■ What to do
Rewrite the records below with "blue-heart-icon" swapped for "heart-emoji-icon" everywhere and nothing else changed, leaving out the pictures.

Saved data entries

=-=-=

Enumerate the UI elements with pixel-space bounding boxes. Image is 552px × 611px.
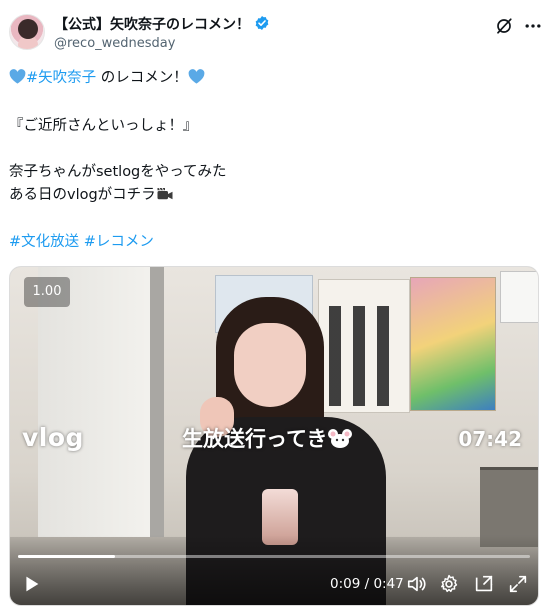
video-scene-poster [318,279,410,413]
verified-badge-icon [255,16,269,30]
settings-gear-icon[interactable] [438,573,460,595]
progress-bar[interactable] [18,555,530,558]
more-options-icon[interactable] [523,17,543,35]
play-icon[interactable] [20,573,42,595]
x-logo-icon[interactable] [495,17,513,35]
video-overlay-caption: 生放送行ってき [182,423,353,453]
tweet-line-4-text: ある日のvlogがコチラ [9,187,156,203]
volume-icon[interactable] [406,573,428,595]
playback-speed-chip[interactable]: 1.00 [24,277,70,307]
tweet-line-3: 奈子ちゃんがsetlogをやってみた [9,164,227,180]
time-readout: 0:09 / 0:47 [330,576,404,592]
account-handle[interactable]: @reco_wednesday [54,36,175,51]
hashtag-yabuki-nako[interactable]: #矢吹奈子 [26,70,96,86]
mouse-icon [328,429,353,448]
video-scene-door [38,267,158,557]
video-scene-poster [500,271,538,323]
blue-heart-icon [9,69,26,84]
avatar[interactable] [9,14,45,50]
tweet-line-5: #文化放送 #レコメン [9,231,154,253]
tweet-line-2: 『ご近所さんといっしょ！』 [9,118,198,134]
account-name[interactable]: 【公式】矢吹奈子のレコメン！ [54,14,250,34]
progress-bar-fill [18,555,116,558]
tweet-line-1-text: のレコメン！ [96,70,188,86]
video-scene-person-face [234,323,306,407]
blue-heart-icon [188,69,205,84]
tweet-line-4: ある日のvlogがコチラ [9,184,174,206]
hashtag-bunka-hoso[interactable]: #文化放送 [9,234,79,250]
video-camera-icon [157,187,173,200]
hashtag-recomen[interactable]: #レコメン [84,234,154,250]
video-scene-poster [410,277,496,411]
fullscreen-icon[interactable] [507,573,529,595]
controls-bar [10,535,538,605]
video-overlay-vlog: vlog [22,423,84,452]
tweet-header: 【公式】矢吹奈子のレコメン！ @reco_wednesday [0,0,552,60]
video-scene-door-frame [150,267,164,567]
picture-in-picture-icon[interactable] [473,573,495,595]
tweet-line-1: #矢吹奈子 のレコメン！ [9,67,205,89]
video-overlay-duration: 07:42 [458,427,522,451]
video-overlay-caption-text: 生放送行ってき [182,427,328,451]
video-player[interactable]: 1.00 vlog 生放送行ってき 07:42 0:09 / 0:47 [9,266,539,606]
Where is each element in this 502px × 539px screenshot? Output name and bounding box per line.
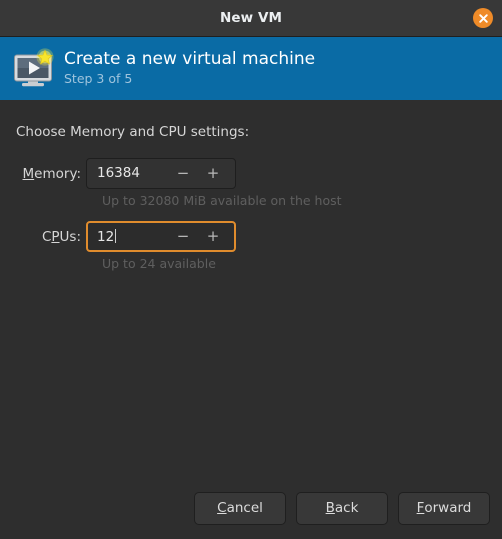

=-=-=

■ Solved exercise
Enumerate the UI elements with pixel-space bounding boxes. Image is 552px × 611px.
video-scene-poster [318,279,410,413]
verified-badge-icon [255,16,269,30]
settings-gear-icon[interactable] [438,573,460,595]
progress-bar[interactable] [18,555,530,558]
more-options-icon[interactable] [523,17,543,35]
play-icon[interactable] [20,573,42,595]
x-logo-icon[interactable] [495,17,513,35]
video-overlay-caption: 生放送行ってき [182,423,353,453]
tweet-line-4-text: ある日のvlogがコチラ [9,187,156,203]
volume-icon[interactable] [406,573,428,595]
playback-speed-chip[interactable]: 1.00 [24,277,70,307]
tweet-line-3: 奈子ちゃんがsetlogをやってみた [9,164,227,180]
time-readout: 0:09 / 0:47 [330,576,404,592]
account-handle[interactable]: @reco_wednesday [54,36,175,51]
hashtag-yabuki-nako[interactable]: #矢吹奈子 [26,70,96,86]
mouse-icon [328,429,353,448]
video-scene-door [38,267,158,557]
video-scene-poster [500,271,538,323]
heart-emoji-icon [9,69,26,84]
avatar[interactable] [9,14,45,50]
tweet-line-5: #文化放送 #レコメン [9,231,154,253]
tweet-line-2: 『ご近所さんといっしょ！』 [9,118,198,134]
account-name[interactable]: 【公式】矢吹奈子のレコメン！ [54,14,250,34]
progress-bar-fill [18,555,116,558]
tweet-line-1-text: のレコメン！ [96,70,188,86]
video-scene-person-face [234,323,306,407]
heart-emoji-icon [188,69,205,84]
tweet-line-4: ある日のvlogがコチラ [9,184,174,206]
hashtag-bunka-hoso[interactable]: #文化放送 [9,234,79,250]
video-camera-icon [157,187,173,200]
hashtag-recomen[interactable]: #レコメン [84,234,154,250]
video-scene-poster [410,277,496,411]
fullscreen-icon[interactable] [507,573,529,595]
controls-bar [10,535,538,605]
video-overlay-vlog: vlog [22,423,84,452]
tweet-header: 【公式】矢吹奈子のレコメン！ @reco_wednesday [0,0,552,60]
video-scene-door-frame [150,267,164,567]
picture-in-picture-icon[interactable] [473,573,495,595]
tweet-line-1: #矢吹奈子 のレコメン！ [9,67,205,89]
video-overlay-duration: 07:42 [458,427,522,451]
video-overlay-caption-text: 生放送行ってき [182,427,328,451]
video-player[interactable]: 1.00 vlog 生放送行ってき 07:42 0:09 / 0:47 [9,266,539,606]
Where is each element in this 502px × 539px screenshot? Output name and bounding box per line.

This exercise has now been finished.